++++ GIVEN RECORDS

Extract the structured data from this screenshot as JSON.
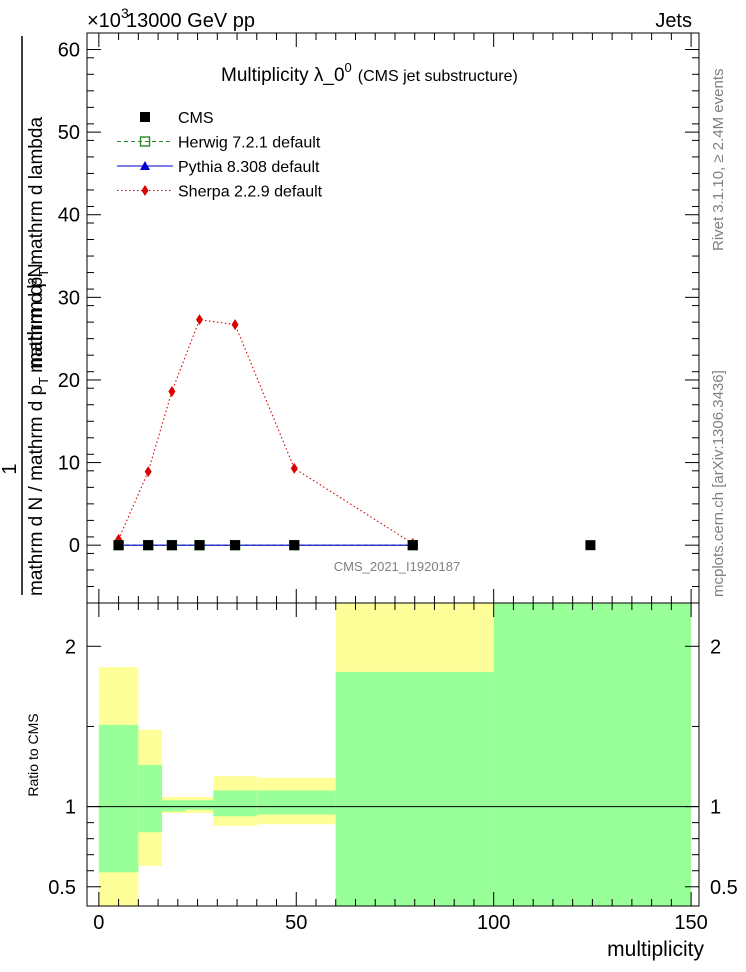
{
  "header": {
    "left": "13000 GeV pp",
    "right": "Jets",
    "exponent": "×10",
    "exponent_power": "3"
  },
  "side_labels": {
    "rivet": "Rivet 3.1.10, ≥ 2.4M events",
    "mcplots": "mcplots.cern.ch [arXiv:1306.3436]"
  },
  "watermark": "CMS_2021_I1920187",
  "chart_data": [
    {
      "type": "line",
      "title": "Multiplicity  λ_0",
      "title_sup": "0",
      "subtitle": "(CMS jet substructure)",
      "ylabel_numerator": "1",
      "ylabel_denominator": "mathrm d N / mathrm d p",
      "ylabel_denominator_sub": "T",
      "ylabel_numerator2": "mathrm d²N",
      "ylabel_denominator2": "mathrm d p",
      "ylabel_denominator2_sub": "T",
      "ylabel_denominator2_tail": "mathrm d lambda",
      "xlim": [
        -3,
        152
      ],
      "ylim": [
        -7,
        62
      ],
      "y_exponent": 3,
      "yticks": [
        0,
        10,
        20,
        30,
        40,
        50,
        60
      ],
      "legend_position": "top-left",
      "series": [
        {
          "name": "CMS",
          "color": "#000000",
          "marker": "square",
          "x": [
            5,
            12.5,
            18.5,
            25.5,
            34.5,
            49.5,
            79.5,
            124.5
          ],
          "y": [
            0,
            0,
            0,
            0,
            0,
            0,
            0,
            0
          ]
        },
        {
          "name": "Herwig 7.2.1 default",
          "color": "#2a8a2a",
          "marker": "open-square",
          "line": "dashed",
          "x": [
            5,
            12.5,
            18.5,
            25.5,
            34.5,
            49.5,
            79.5
          ],
          "y": [
            0,
            0,
            0,
            0,
            0,
            0,
            0
          ]
        },
        {
          "name": "Pythia 8.308 default",
          "color": "#0000cc",
          "marker": "triangle",
          "line": "solid",
          "x": [
            5,
            12.5,
            18.5,
            25.5,
            34.5,
            49.5,
            79.5
          ],
          "y": [
            0,
            0,
            0,
            0,
            0,
            0,
            0
          ]
        },
        {
          "name": "Sherpa 2.2.9 default",
          "color": "#dd0000",
          "marker": "diamond",
          "line": "dotted",
          "x": [
            5,
            12.5,
            18.5,
            25.5,
            34.5,
            49.5,
            79.5
          ],
          "y": [
            0.7,
            8.9,
            18.6,
            27.3,
            26.7,
            9.3,
            0.2
          ]
        }
      ]
    },
    {
      "type": "area",
      "ylabel": "Ratio to CMS",
      "xlabel": "multiplicity",
      "xlim": [
        -3,
        152
      ],
      "ylim": [
        0.38,
        2.27
      ],
      "xticks": [
        0,
        50,
        100,
        150
      ],
      "yticks": [
        0.5,
        1,
        2
      ],
      "reference_line": 1,
      "bands": [
        {
          "x0": 0,
          "x1": 10,
          "yellow": [
            0.38,
            1.87
          ],
          "green": [
            0.59,
            1.51
          ]
        },
        {
          "x0": 10,
          "x1": 16,
          "yellow": [
            0.63,
            1.48
          ],
          "green": [
            0.84,
            1.26
          ]
        },
        {
          "x0": 16,
          "x1": 22,
          "yellow": [
            0.96,
            1.06
          ],
          "green": [
            0.97,
            1.04
          ]
        },
        {
          "x0": 22,
          "x1": 29,
          "yellow": [
            0.96,
            1.06
          ],
          "green": [
            0.98,
            1.04
          ]
        },
        {
          "x0": 29,
          "x1": 40,
          "yellow": [
            0.88,
            1.19
          ],
          "green": [
            0.94,
            1.1
          ]
        },
        {
          "x0": 40,
          "x1": 60,
          "yellow": [
            0.89,
            1.18
          ],
          "green": [
            0.95,
            1.1
          ]
        },
        {
          "x0": 60,
          "x1": 100,
          "yellow": [
            0.38,
            2.27
          ],
          "green": [
            0.38,
            1.84
          ]
        },
        {
          "x0": 100,
          "x1": 150,
          "yellow": [
            0.38,
            2.27
          ],
          "green": [
            0.38,
            2.27
          ]
        }
      ]
    }
  ]
}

++++++++

**WHAT IS NEEDED:** Write out all the entries exactly, except for the pictures.

**TASK RESPONSE:**
Extract the structured data from this screenshot as JSON.
{
  "header": {
    "left": "13000 GeV pp",
    "right": "Jets",
    "exponent": "×10",
    "exponent_power": "3"
  },
  "side_labels": {
    "rivet": "Rivet 3.1.10, ≥ 2.4M events",
    "mcplots": "mcplots.cern.ch [arXiv:1306.3436]"
  },
  "watermark": "CMS_2021_I1920187",
  "chart_data": [
    {
      "type": "line",
      "title": "Multiplicity  λ_0",
      "title_sup": "0",
      "subtitle": "(CMS jet substructure)",
      "ylabel_numerator": "1",
      "ylabel_denominator": "mathrm d N / mathrm d p",
      "ylabel_denominator_sub": "T",
      "ylabel_numerator2": "mathrm d²N",
      "ylabel_denominator2": "mathrm d p",
      "ylabel_denominator2_sub": "T",
      "ylabel_denominator2_tail": "mathrm d lambda",
      "xlim": [
        -3,
        152
      ],
      "ylim": [
        -7,
        62
      ],
      "y_exponent": 3,
      "yticks": [
        0,
        10,
        20,
        30,
        40,
        50,
        60
      ],
      "legend_position": "top-left",
      "series": [
        {
          "name": "CMS",
          "color": "#000000",
          "marker": "square",
          "x": [
            5,
            12.5,
            18.5,
            25.5,
            34.5,
            49.5,
            79.5,
            124.5
          ],
          "y": [
            0,
            0,
            0,
            0,
            0,
            0,
            0,
            0
          ]
        },
        {
          "name": "Herwig 7.2.1 default",
          "color": "#2a8a2a",
          "marker": "open-square",
          "line": "dashed",
          "x": [
            5,
            12.5,
            18.5,
            25.5,
            34.5,
            49.5,
            79.5
          ],
          "y": [
            0,
            0,
            0,
            0,
            0,
            0,
            0
          ]
        },
        {
          "name": "Pythia 8.308 default",
          "color": "#0000cc",
          "marker": "triangle",
          "line": "solid",
          "x": [
            5,
            12.5,
            18.5,
            25.5,
            34.5,
            49.5,
            79.5
          ],
          "y": [
            0,
            0,
            0,
            0,
            0,
            0,
            0
          ]
        },
        {
          "name": "Sherpa 2.2.9 default",
          "color": "#dd0000",
          "marker": "diamond",
          "line": "dotted",
          "x": [
            5,
            12.5,
            18.5,
            25.5,
            34.5,
            49.5,
            79.5
          ],
          "y": [
            0.7,
            8.9,
            18.6,
            27.3,
            26.7,
            9.3,
            0.2
          ]
        }
      ]
    },
    {
      "type": "area",
      "ylabel": "Ratio to CMS",
      "xlabel": "multiplicity",
      "xlim": [
        -3,
        152
      ],
      "ylim": [
        0.38,
        2.27
      ],
      "xticks": [
        0,
        50,
        100,
        150
      ],
      "yticks": [
        0.5,
        1,
        2
      ],
      "reference_line": 1,
      "bands": [
        {
          "x0": 0,
          "x1": 10,
          "yellow": [
            0.38,
            1.87
          ],
          "green": [
            0.59,
            1.51
          ]
        },
        {
          "x0": 10,
          "x1": 16,
          "yellow": [
            0.63,
            1.48
          ],
          "green": [
            0.84,
            1.26
          ]
        },
        {
          "x0": 16,
          "x1": 22,
          "yellow": [
            0.96,
            1.06
          ],
          "green": [
            0.97,
            1.04
          ]
        },
        {
          "x0": 22,
          "x1": 29,
          "yellow": [
            0.96,
            1.06
          ],
          "green": [
            0.98,
            1.04
          ]
        },
        {
          "x0": 29,
          "x1": 40,
          "yellow": [
            0.88,
            1.19
          ],
          "green": [
            0.94,
            1.1
          ]
        },
        {
          "x0": 40,
          "x1": 60,
          "yellow": [
            0.89,
            1.18
          ],
          "green": [
            0.95,
            1.1
          ]
        },
        {
          "x0": 60,
          "x1": 100,
          "yellow": [
            0.38,
            2.27
          ],
          "green": [
            0.38,
            1.84
          ]
        },
        {
          "x0": 100,
          "x1": 150,
          "yellow": [
            0.38,
            2.27
          ],
          "green": [
            0.38,
            2.27
          ]
        }
      ]
    }
  ]
}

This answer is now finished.